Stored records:
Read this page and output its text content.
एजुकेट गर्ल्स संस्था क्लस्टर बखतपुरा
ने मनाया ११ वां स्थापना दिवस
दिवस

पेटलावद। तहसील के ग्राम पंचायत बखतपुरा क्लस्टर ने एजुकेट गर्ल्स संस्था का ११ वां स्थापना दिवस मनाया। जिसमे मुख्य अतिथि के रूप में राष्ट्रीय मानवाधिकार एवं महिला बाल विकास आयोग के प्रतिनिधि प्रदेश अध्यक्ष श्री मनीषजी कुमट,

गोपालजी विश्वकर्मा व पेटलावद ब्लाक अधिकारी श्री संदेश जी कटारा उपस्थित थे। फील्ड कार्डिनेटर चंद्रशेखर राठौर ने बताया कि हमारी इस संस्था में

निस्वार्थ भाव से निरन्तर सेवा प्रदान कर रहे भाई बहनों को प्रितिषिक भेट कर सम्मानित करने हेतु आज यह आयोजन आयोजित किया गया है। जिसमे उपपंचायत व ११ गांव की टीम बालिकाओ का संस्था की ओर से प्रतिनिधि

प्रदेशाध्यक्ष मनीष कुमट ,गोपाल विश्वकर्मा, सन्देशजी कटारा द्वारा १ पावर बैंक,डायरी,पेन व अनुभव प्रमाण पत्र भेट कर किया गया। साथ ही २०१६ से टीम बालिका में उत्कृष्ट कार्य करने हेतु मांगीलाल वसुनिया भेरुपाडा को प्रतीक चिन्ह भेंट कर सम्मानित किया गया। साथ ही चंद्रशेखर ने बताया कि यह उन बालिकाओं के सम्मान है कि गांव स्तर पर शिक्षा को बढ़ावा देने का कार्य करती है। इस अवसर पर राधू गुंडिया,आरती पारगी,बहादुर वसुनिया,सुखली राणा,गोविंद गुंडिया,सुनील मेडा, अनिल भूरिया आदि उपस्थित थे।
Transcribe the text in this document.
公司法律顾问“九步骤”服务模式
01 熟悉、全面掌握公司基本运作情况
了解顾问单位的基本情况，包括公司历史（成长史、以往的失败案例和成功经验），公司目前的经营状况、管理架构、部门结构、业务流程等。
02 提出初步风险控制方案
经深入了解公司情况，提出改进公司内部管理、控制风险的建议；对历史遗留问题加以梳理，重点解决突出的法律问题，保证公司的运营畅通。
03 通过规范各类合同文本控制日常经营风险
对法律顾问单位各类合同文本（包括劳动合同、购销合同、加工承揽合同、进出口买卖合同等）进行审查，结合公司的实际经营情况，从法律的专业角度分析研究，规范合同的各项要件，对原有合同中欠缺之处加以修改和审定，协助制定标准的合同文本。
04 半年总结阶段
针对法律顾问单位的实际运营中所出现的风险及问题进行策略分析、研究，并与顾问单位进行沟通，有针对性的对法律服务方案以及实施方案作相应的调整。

> [WORK REQUIRED]: Copy the entries above exactly, leaving none out.

> [CORRECT RESPONSE]:
Read this page and output its text content.
एजुकेट गर्ल्स संस्था क्लस्टर बखतपुरा
ने मनाया ११ वां स्थापना दिवस
दिवस

पेटलावद। तहसील के ग्राम पंचायत बखतपुरा क्लस्टर ने एजुकेट गर्ल्स संस्था का ११ वां स्थापना दिवस मनाया। जिसमे मुख्य अतिथि के रूप में राष्ट्रीय मानवाधिकार एवं महिला बाल विकास आयोग के प्रतिनिधि प्रदेश अध्यक्ष श्री मनीषजी कुमट,

गोपालजी विश्वकर्मा व पेटलावद ब्लाक अधिकारी श्री संदेश जी कटारा उपस्थित थे। फील्ड कार्डिनेटर चंद्रशेखर राठौर ने बताया कि हमारी इस संस्था में

निस्वार्थ भाव से निरन्तर सेवा प्रदान कर रहे भाई बहनों को प्रितिषिक भेट कर सम्मानित करने हेतु आज यह आयोजन आयोजित किया गया है। जिसमे उपपंचायत व ११ गांव की टीम बालिकाओ का संस्था की ओर से प्रतिनिधि

प्रदेशाध्यक्ष मनीष कुमट ,गोपाल विश्वकर्मा, सन्देशजी कटारा द्वारा १ पावर बैंक,डायरी,पेन व अनुभव प्रमाण पत्र भेट कर किया गया। साथ ही २०१६ से टीम बालिका में उत्कृष्ट कार्य करने हेतु मांगीलाल वसुनिया भेरुपाडा को प्रतीक चिन्ह भेंट कर सम्मानित किया गया। साथ ही चंद्रशेखर ने बताया कि यह उन बालिकाओं के सम्मान है कि गांव स्तर पर शिक्षा को बढ़ावा देने का कार्य करती है। इस अवसर पर राधू गुंडिया,आरती पारगी,बहादुर वसुनिया,सुखली राणा,गोविंद गुंडिया,सुनील मेडा, अनिल भूरिया आदि उपस्थित थे।
Transcribe the text in this document.
公司法律顾问“九步骤”服务模式
01 熟悉、全面掌握公司基本运作情况
了解顾问单位的基本情况，包括公司历史（成长史、以往的失败案例和成功经验），公司目前的经营状况、管理架构、部门结构、业务流程等。
02 提出初步风险控制方案
经深入了解公司情况，提出改进公司内部管理、控制风险的建议；对历史遗留问题加以梳理，重点解决突出的法律问题，保证公司的运营畅通。
03 通过规范各类合同文本控制日常经营风险
对法律顾问单位各类合同文本（包括劳动合同、购销合同、加工承揽合同、进出口买卖合同等）进行审查，结合公司的实际经营情况，从法律的专业角度分析研究，规范合同的各项要件，对原有合同中欠缺之处加以修改和审定，协助制定标准的合同文本。
04 半年总结阶段
针对法律顾问单位的实际运营中所出现的风险及问题进行策略分析、研究，并与顾问单位进行沟通，有针对性的对法律服务方案以及实施方案作相应的调整。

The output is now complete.